(Annotated region listings)
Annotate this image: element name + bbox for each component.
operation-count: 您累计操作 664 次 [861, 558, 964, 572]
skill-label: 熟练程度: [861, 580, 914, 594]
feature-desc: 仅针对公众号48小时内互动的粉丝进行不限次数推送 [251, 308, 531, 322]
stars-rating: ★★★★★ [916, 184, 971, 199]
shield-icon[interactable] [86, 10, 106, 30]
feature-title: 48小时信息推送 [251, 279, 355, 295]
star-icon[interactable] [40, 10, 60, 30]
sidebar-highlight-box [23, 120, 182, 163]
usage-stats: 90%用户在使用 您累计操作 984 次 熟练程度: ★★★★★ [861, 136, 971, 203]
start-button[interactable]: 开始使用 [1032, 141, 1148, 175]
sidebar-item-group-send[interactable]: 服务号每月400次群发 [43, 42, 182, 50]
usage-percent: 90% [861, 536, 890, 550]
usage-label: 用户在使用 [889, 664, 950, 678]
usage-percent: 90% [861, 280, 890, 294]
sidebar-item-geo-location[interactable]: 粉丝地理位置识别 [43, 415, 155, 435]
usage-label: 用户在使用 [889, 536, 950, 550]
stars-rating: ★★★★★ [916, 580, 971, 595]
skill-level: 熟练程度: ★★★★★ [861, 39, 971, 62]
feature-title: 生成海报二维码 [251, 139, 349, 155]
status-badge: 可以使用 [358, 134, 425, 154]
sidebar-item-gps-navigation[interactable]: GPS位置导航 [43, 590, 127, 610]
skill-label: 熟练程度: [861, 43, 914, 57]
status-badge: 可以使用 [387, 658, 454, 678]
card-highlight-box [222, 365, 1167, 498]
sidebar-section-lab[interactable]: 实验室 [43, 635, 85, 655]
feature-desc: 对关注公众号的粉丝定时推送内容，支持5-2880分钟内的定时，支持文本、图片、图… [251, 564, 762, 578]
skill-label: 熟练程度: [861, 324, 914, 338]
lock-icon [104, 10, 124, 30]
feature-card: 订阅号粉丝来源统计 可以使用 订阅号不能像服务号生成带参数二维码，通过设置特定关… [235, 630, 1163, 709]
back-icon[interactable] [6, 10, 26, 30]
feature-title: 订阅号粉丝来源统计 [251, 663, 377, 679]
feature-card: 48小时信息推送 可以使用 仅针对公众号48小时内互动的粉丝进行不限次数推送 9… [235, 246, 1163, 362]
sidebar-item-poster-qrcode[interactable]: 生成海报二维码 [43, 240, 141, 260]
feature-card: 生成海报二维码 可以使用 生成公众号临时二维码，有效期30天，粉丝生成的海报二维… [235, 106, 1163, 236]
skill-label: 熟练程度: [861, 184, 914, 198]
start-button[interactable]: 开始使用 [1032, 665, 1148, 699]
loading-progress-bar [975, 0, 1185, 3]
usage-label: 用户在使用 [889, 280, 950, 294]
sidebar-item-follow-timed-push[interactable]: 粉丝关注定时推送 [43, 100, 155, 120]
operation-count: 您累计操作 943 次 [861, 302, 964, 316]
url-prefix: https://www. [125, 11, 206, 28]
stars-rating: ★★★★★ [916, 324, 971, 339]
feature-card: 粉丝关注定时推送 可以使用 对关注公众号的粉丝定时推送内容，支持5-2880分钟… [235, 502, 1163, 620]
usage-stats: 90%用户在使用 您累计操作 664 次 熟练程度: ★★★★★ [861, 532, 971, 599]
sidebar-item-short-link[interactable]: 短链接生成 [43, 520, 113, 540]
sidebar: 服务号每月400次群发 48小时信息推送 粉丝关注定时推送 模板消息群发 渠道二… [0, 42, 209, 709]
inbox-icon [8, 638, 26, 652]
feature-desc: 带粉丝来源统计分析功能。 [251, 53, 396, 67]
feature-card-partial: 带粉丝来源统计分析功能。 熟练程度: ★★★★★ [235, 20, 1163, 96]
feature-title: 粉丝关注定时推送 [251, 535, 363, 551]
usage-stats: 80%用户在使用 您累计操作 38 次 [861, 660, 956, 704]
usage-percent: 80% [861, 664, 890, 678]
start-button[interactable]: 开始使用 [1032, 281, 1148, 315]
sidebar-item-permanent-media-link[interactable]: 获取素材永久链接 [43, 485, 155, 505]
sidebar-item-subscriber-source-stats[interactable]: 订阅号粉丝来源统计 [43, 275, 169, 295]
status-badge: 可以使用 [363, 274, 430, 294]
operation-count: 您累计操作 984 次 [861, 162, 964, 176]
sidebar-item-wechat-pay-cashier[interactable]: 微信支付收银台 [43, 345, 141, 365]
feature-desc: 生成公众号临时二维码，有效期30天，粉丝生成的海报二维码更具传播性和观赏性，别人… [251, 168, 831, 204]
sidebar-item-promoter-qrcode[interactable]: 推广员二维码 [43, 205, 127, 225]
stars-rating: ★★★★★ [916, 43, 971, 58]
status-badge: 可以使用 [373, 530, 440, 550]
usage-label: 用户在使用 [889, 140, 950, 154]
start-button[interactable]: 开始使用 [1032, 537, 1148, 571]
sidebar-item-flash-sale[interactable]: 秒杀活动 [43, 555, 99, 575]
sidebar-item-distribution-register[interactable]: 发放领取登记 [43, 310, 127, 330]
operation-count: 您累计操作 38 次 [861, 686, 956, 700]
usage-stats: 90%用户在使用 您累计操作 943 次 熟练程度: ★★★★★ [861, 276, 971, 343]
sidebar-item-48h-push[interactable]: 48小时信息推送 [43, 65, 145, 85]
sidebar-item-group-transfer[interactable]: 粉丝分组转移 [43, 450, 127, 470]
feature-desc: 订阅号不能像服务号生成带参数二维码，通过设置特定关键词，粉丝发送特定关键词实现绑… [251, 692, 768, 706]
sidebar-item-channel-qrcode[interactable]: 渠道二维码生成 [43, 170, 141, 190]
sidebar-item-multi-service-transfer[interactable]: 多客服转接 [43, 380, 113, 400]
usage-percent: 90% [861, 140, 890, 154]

## Your objective
Echo back every line of the items verbatim.

## Response
Annotate this image: element name + bbox for each component.
operation-count: 您累计操作 664 次 [861, 558, 964, 572]
skill-label: 熟练程度: [861, 580, 914, 594]
feature-desc: 仅针对公众号48小时内互动的粉丝进行不限次数推送 [251, 308, 531, 322]
stars-rating: ★★★★★ [916, 184, 971, 199]
shield-icon[interactable] [86, 10, 106, 30]
feature-title: 48小时信息推送 [251, 279, 355, 295]
star-icon[interactable] [40, 10, 60, 30]
sidebar-highlight-box [23, 120, 182, 163]
usage-stats: 90%用户在使用 您累计操作 984 次 熟练程度: ★★★★★ [861, 136, 971, 203]
start-button[interactable]: 开始使用 [1032, 141, 1148, 175]
sidebar-item-group-send[interactable]: 服务号每月400次群发 [43, 42, 182, 50]
usage-percent: 90% [861, 536, 890, 550]
usage-label: 用户在使用 [889, 664, 950, 678]
usage-percent: 90% [861, 280, 890, 294]
sidebar-item-geo-location[interactable]: 粉丝地理位置识别 [43, 415, 155, 435]
usage-label: 用户在使用 [889, 536, 950, 550]
stars-rating: ★★★★★ [916, 580, 971, 595]
skill-level: 熟练程度: ★★★★★ [861, 39, 971, 62]
feature-title: 生成海报二维码 [251, 139, 349, 155]
status-badge: 可以使用 [358, 134, 425, 154]
sidebar-item-gps-navigation[interactable]: GPS位置导航 [43, 590, 127, 610]
skill-label: 熟练程度: [861, 43, 914, 57]
status-badge: 可以使用 [387, 658, 454, 678]
card-highlight-box [222, 365, 1167, 498]
sidebar-section-lab[interactable]: 实验室 [43, 635, 85, 655]
feature-desc: 对关注公众号的粉丝定时推送内容，支持5-2880分钟内的定时，支持文本、图片、图… [251, 564, 762, 578]
skill-label: 熟练程度: [861, 324, 914, 338]
lock-icon [104, 10, 124, 30]
feature-card: 订阅号粉丝来源统计 可以使用 订阅号不能像服务号生成带参数二维码，通过设置特定关… [235, 630, 1163, 709]
back-icon[interactable] [6, 10, 26, 30]
feature-title: 订阅号粉丝来源统计 [251, 663, 377, 679]
feature-card: 48小时信息推送 可以使用 仅针对公众号48小时内互动的粉丝进行不限次数推送 9… [235, 246, 1163, 362]
sidebar-item-poster-qrcode[interactable]: 生成海报二维码 [43, 240, 141, 260]
feature-card: 生成海报二维码 可以使用 生成公众号临时二维码，有效期30天，粉丝生成的海报二维… [235, 106, 1163, 236]
skill-label: 熟练程度: [861, 184, 914, 198]
start-button[interactable]: 开始使用 [1032, 665, 1148, 699]
loading-progress-bar [975, 0, 1185, 3]
usage-label: 用户在使用 [889, 280, 950, 294]
sidebar-item-follow-timed-push[interactable]: 粉丝关注定时推送 [43, 100, 155, 120]
operation-count: 您累计操作 943 次 [861, 302, 964, 316]
url-prefix: https://www. [125, 11, 206, 28]
stars-rating: ★★★★★ [916, 324, 971, 339]
feature-card: 粉丝关注定时推送 可以使用 对关注公众号的粉丝定时推送内容，支持5-2880分钟… [235, 502, 1163, 620]
usage-stats: 90%用户在使用 您累计操作 664 次 熟练程度: ★★★★★ [861, 532, 971, 599]
sidebar-item-short-link[interactable]: 短链接生成 [43, 520, 113, 540]
sidebar: 服务号每月400次群发 48小时信息推送 粉丝关注定时推送 模板消息群发 渠道二… [0, 42, 209, 709]
inbox-icon [8, 638, 26, 652]
feature-desc: 带粉丝来源统计分析功能。 [251, 53, 396, 67]
feature-card-partial: 带粉丝来源统计分析功能。 熟练程度: ★★★★★ [235, 20, 1163, 96]
feature-title: 粉丝关注定时推送 [251, 535, 363, 551]
usage-stats: 80%用户在使用 您累计操作 38 次 [861, 660, 956, 704]
usage-percent: 80% [861, 664, 890, 678]
start-button[interactable]: 开始使用 [1032, 281, 1148, 315]
sidebar-item-permanent-media-link[interactable]: 获取素材永久链接 [43, 485, 155, 505]
sidebar-item-subscriber-source-stats[interactable]: 订阅号粉丝来源统计 [43, 275, 169, 295]
status-badge: 可以使用 [363, 274, 430, 294]
operation-count: 您累计操作 984 次 [861, 162, 964, 176]
sidebar-item-wechat-pay-cashier[interactable]: 微信支付收银台 [43, 345, 141, 365]
feature-desc: 生成公众号临时二维码，有效期30天，粉丝生成的海报二维码更具传播性和观赏性，别人… [251, 168, 831, 204]
sidebar-item-promoter-qrcode[interactable]: 推广员二维码 [43, 205, 127, 225]
stars-rating: ★★★★★ [916, 43, 971, 58]
status-badge: 可以使用 [373, 530, 440, 550]
usage-label: 用户在使用 [889, 140, 950, 154]
start-button[interactable]: 开始使用 [1032, 537, 1148, 571]
sidebar-item-flash-sale[interactable]: 秒杀活动 [43, 555, 99, 575]
sidebar-item-distribution-register[interactable]: 发放领取登记 [43, 310, 127, 330]
operation-count: 您累计操作 38 次 [861, 686, 956, 700]
usage-stats: 90%用户在使用 您累计操作 943 次 熟练程度: ★★★★★ [861, 276, 971, 343]
sidebar-item-48h-push[interactable]: 48小时信息推送 [43, 65, 145, 85]
sidebar-item-group-transfer[interactable]: 粉丝分组转移 [43, 450, 127, 470]
feature-desc: 订阅号不能像服务号生成带参数二维码，通过设置特定关键词，粉丝发送特定关键词实现绑… [251, 692, 768, 706]
sidebar-item-channel-qrcode[interactable]: 渠道二维码生成 [43, 170, 141, 190]
sidebar-item-multi-service-transfer[interactable]: 多客服转接 [43, 380, 113, 400]
usage-percent: 90% [861, 140, 890, 154]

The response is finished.